::: Given data
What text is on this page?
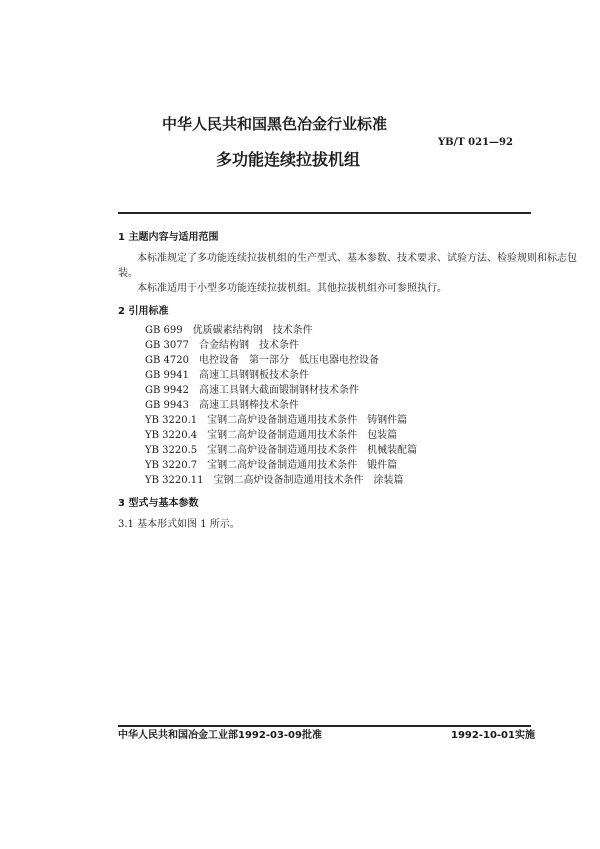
中华人民共和国黑色冶金行业标准
YB/T 021—92
多功能连续拉拔机组
1 主题内容与适用范围
本标准规定了多功能连续拉拔机组的生产型式、基本参数、技术要求、试验方法、检验规则和标志包
装。
本标准适用于小型多功能连续拉拔机组。其他拉拔机组亦可参照执行。
2 引用标准
GB 699 优质碳素结构钢　技术条件
GB 3077 合金结构钢　技术条件
GB 4720 电控设备　第一部分　低压电器电控设备
GB 9941 高速工具钢钢板技术条件
GB 9942 高速工具钢大截面锻制钢材技术条件
GB 9943 高速工具钢棒技术条件
YB 3220.1 宝钢二高炉设备制造通用技术条件　铸钢件篇
YB 3220.4 宝钢二高炉设备制造通用技术条件　包装篇
YB 3220.5 宝钢二高炉设备制造通用技术条件　机械装配篇
YB 3220.7 宝钢二高炉设备制造通用技术条件　锻件篇
YB 3220.11 宝钢二高炉设备制造通用技术条件　涂装篇
3 型式与基本参数
3.1 基本形式如图 1 所示。
中华人民共和国冶金工业部1992-03-09批准	1992-10-01实施
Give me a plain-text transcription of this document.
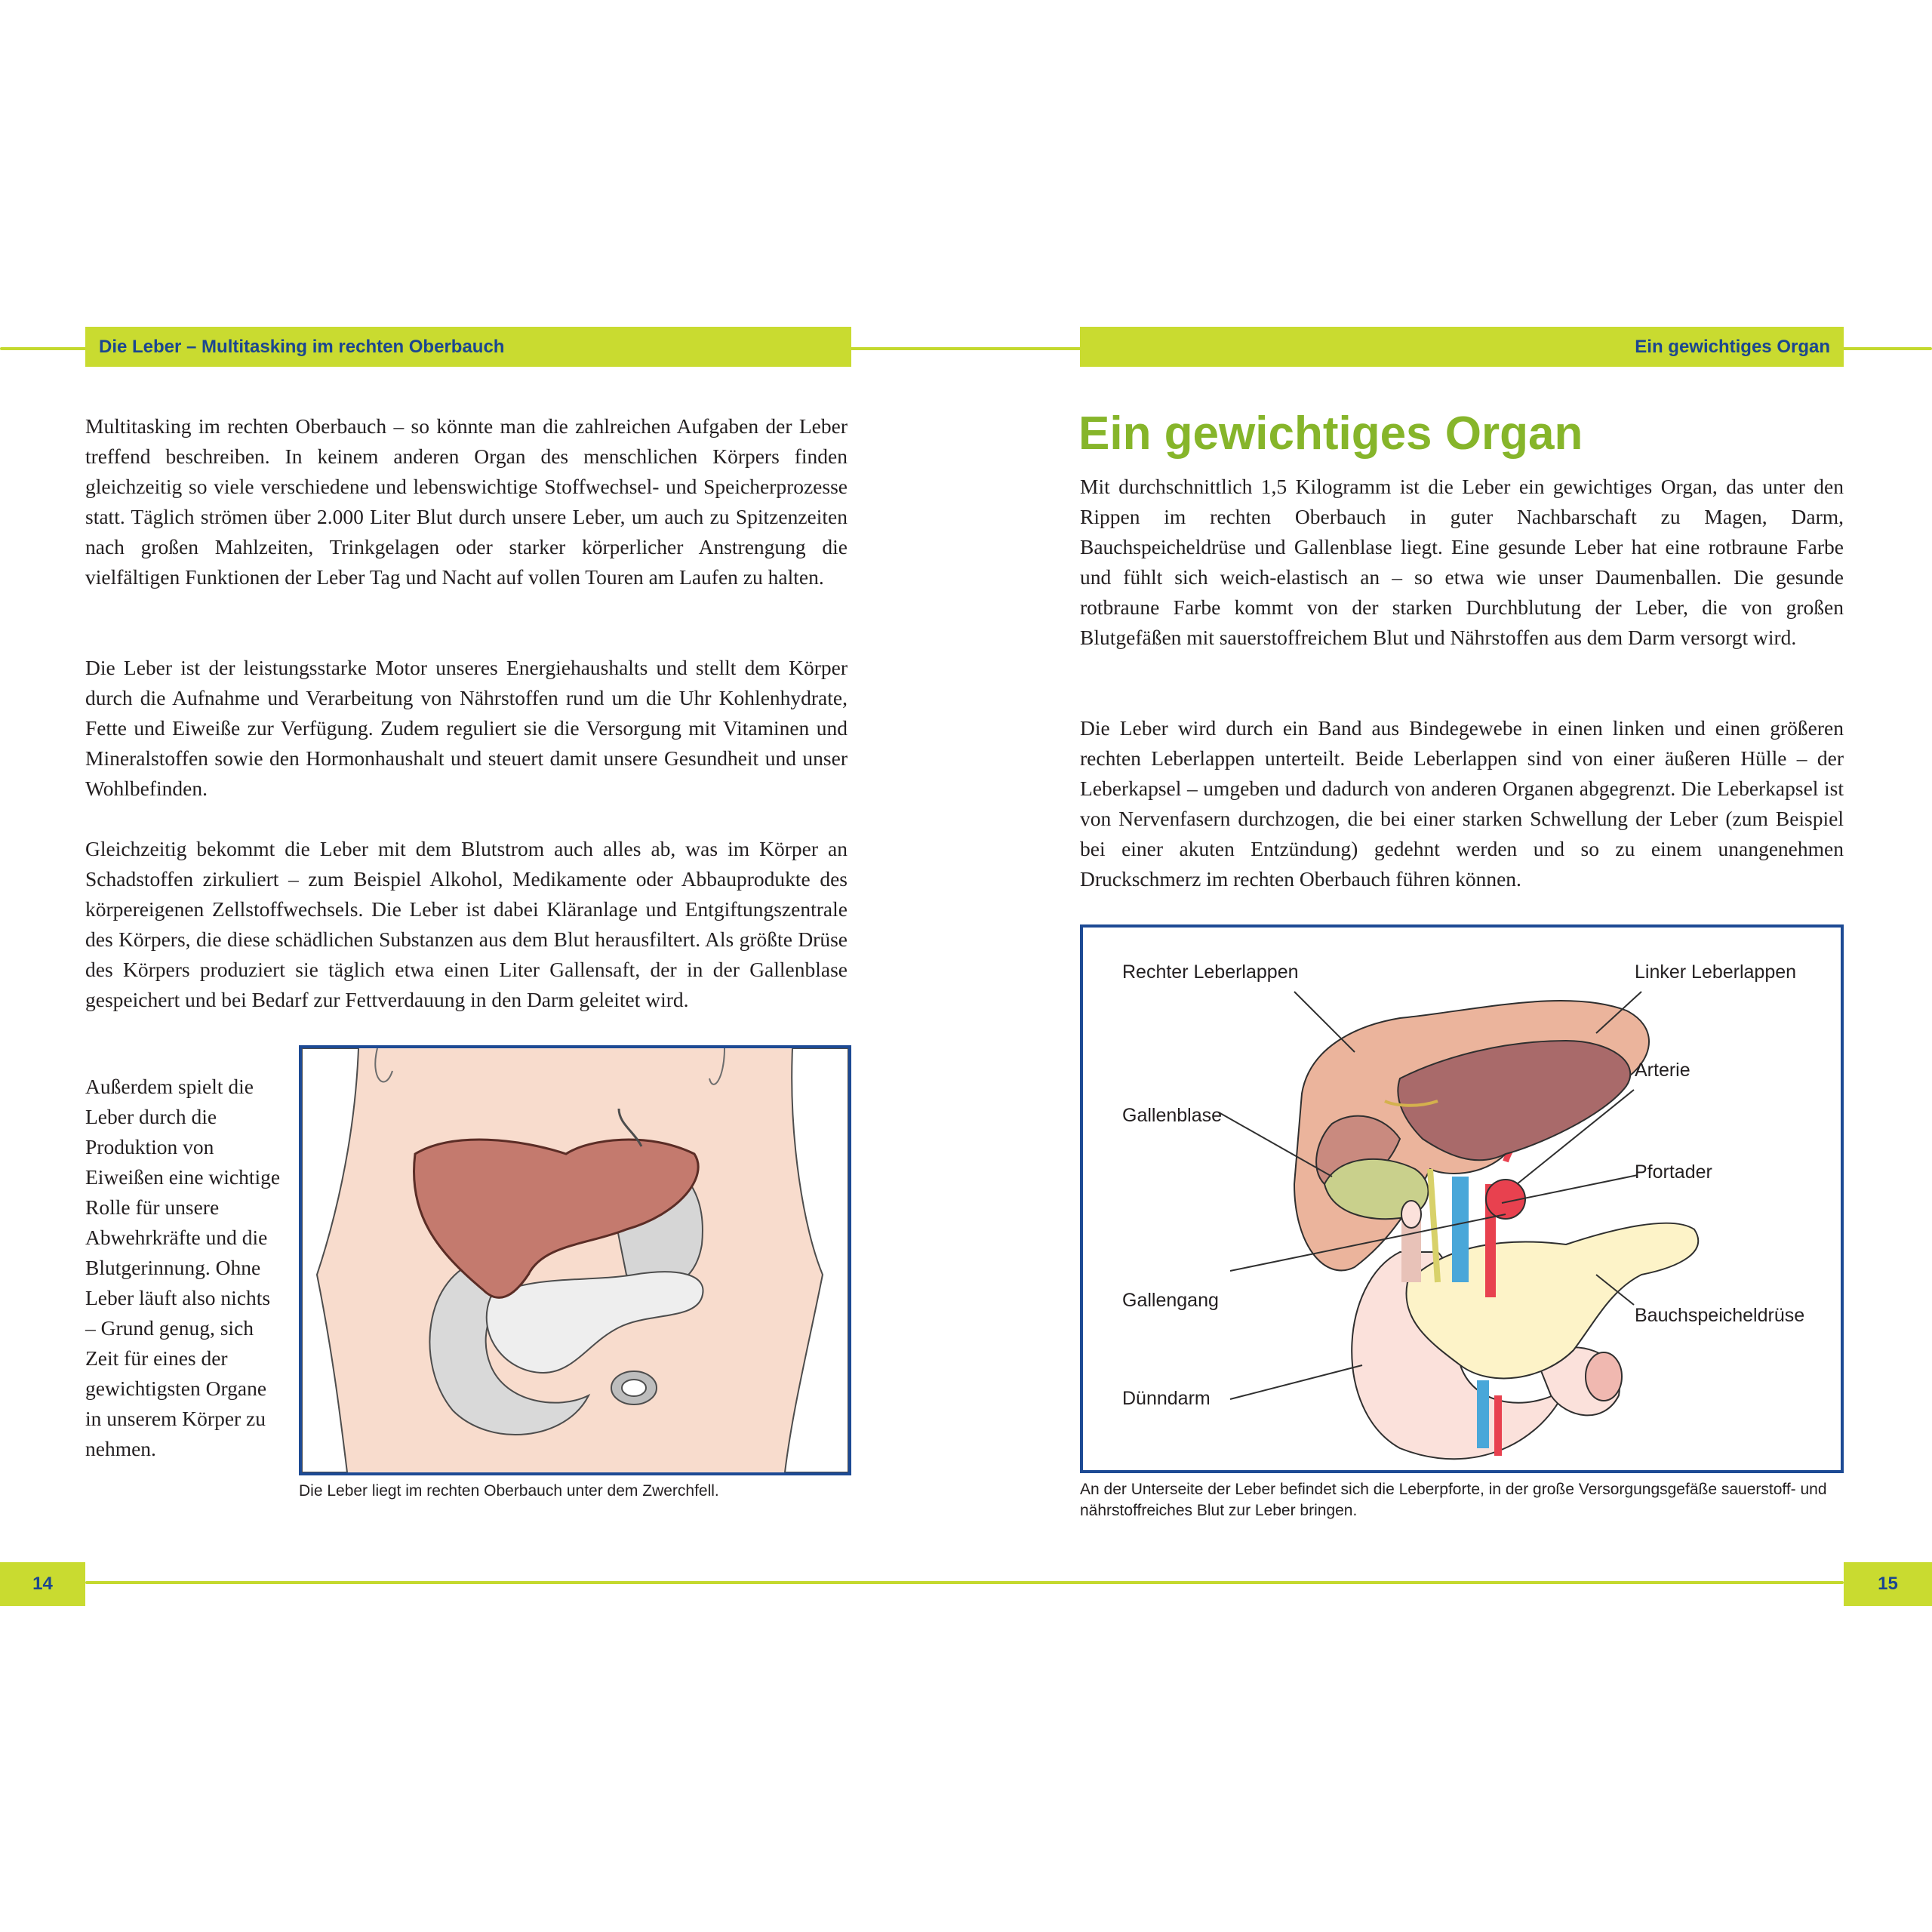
Die Leber – Multitasking im rechten Oberbauch	Ein gewichtiges Organ

Multitasking im rechten Oberbauch – so könnte man die zahlreichen Aufgaben der Leber treffend beschreiben. In keinem anderen Organ des menschlichen Körpers finden gleichzeitig so viele verschiedene und lebenswichtige Stoffwechsel- und Speicherprozesse statt. Täglich strömen über 2.000 Liter Blut durch unsere Leber, um auch zu Spitzenzeiten nach großen Mahlzeiten, Trinkgelagen oder starker körperlicher Anstrengung die vielfältigen Funktionen der Leber Tag und Nacht auf vollen Touren am Laufen zu halten.

Die Leber ist der leistungsstarke Motor unseres Energiehaushalts und stellt dem Körper durch die Aufnahme und Verarbeitung von Nährstoffen rund um die Uhr Kohlenhydrate, Fette und Eiweiße zur Verfügung. Zudem reguliert sie die Versorgung mit Vitaminen und Mineralstoffen sowie den Hormonhaushalt und steuert damit unsere Gesundheit und unser Wohlbefinden.

Gleichzeitig bekommt die Leber mit dem Blutstrom auch alles ab, was im Körper an Schadstoffen zirkuliert – zum Beispiel Alkohol, Medikamente oder Abbauprodukte des körpereigenen Zellstoffwechsels. Die Leber ist dabei Kläranlage und Entgiftungszentrale des Körpers, die diese schädlichen Substanzen aus dem Blut herausfiltert. Als größte Drüse des Körpers produziert sie täglich etwa einen Liter Gallensaft, der in der Gallenblase gespeichert und bei Bedarf zur Fettverdauung in den Darm geleitet wird.

Außerdem spielt die Leber durch die Produktion von Eiweißen eine wichtige Rolle für unsere Abwehrkräfte und die Blutgerinnung. Ohne Leber läuft also nichts – Grund genug, sich Zeit für eines der gewichtigsten Organe in unserem Körper zu nehmen.

Die Leber liegt im rechten Oberbauch unter dem Zwerchfell.

Ein gewichtiges Organ

Mit durchschnittlich 1,5 Kilogramm ist die Leber ein gewichtiges Organ, das unter den Rippen im rechten Oberbauch in guter Nachbarschaft zu Magen, Darm, Bauchspeicheldrüse und Gallenblase liegt. Eine gesunde Leber hat eine rotbraune Farbe und fühlt sich weich-elastisch an – so etwa wie unser Daumenballen. Die gesunde rotbraune Farbe kommt von der starken Durchblutung der Leber, die von großen Blutgefäßen mit sauerstoffreichem Blut und Nährstoffen aus dem Darm versorgt wird.

Die Leber wird durch ein Band aus Bindegewebe in einen linken und einen größeren rechten Leberlappen unterteilt. Beide Leberlappen sind von einer äußeren Hülle – der Leberkapsel – umgeben und dadurch von anderen Organen abgegrenzt. Die Leberkapsel ist von Nervenfasern durchzogen, die bei einer starken Schwellung der Leber (zum Beispiel bei einer akuten Entzündung) gedehnt werden und so zu einem unangenehmen Druckschmerz im rechten Oberbauch führen können.

Rechter Leberlappen	Linker Leberlappen
Arterie
Gallenblase
Pfortader
Gallengang
Bauchspeicheldrüse
Dünndarm

An der Unterseite der Leber befindet sich die Leberpforte, in der große Versorgungsgefäße sauerstoff- und nährstoffreiches Blut zur Leber bringen.

14	15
::::::
> What you need to do: Find the lines above that contain the word "Beispiel" and collect them.

> Answer to this problem:
Gleichzeitig bekommt die Leber mit dem Blutstrom auch alles ab, was im Körper an Schadstoffen zirkuliert – zum Beispiel Alkohol, Medikamente oder Abbauprodukte des körpereigenen Zellstoffwechsels. Die Leber ist dabei Kläranlage und Entgiftungszentrale des Körpers, die diese schädlichen Substanzen aus dem Blut herausfiltert. Als größte Drüse des Körpers produziert sie täglich etwa einen Liter Gallensaft, der in der Gallenblase gespeichert und bei Bedarf zur Fettverdauung in den Darm geleitet wird.
Die Leber wird durch ein Band aus Bindegewebe in einen linken und einen größeren rechten Leberlappen unterteilt. Beide Leberlappen sind von einer äußeren Hülle – der Leberkapsel – umgeben und dadurch von anderen Organen abgegrenzt. Die Leberkapsel ist von Nervenfasern durchzogen, die bei einer starken Schwellung der Leber (zum Beispiel bei einer akuten Entzündung) gedehnt werden und so zu einem unangenehmen Druckschmerz im rechten Oberbauch führen können.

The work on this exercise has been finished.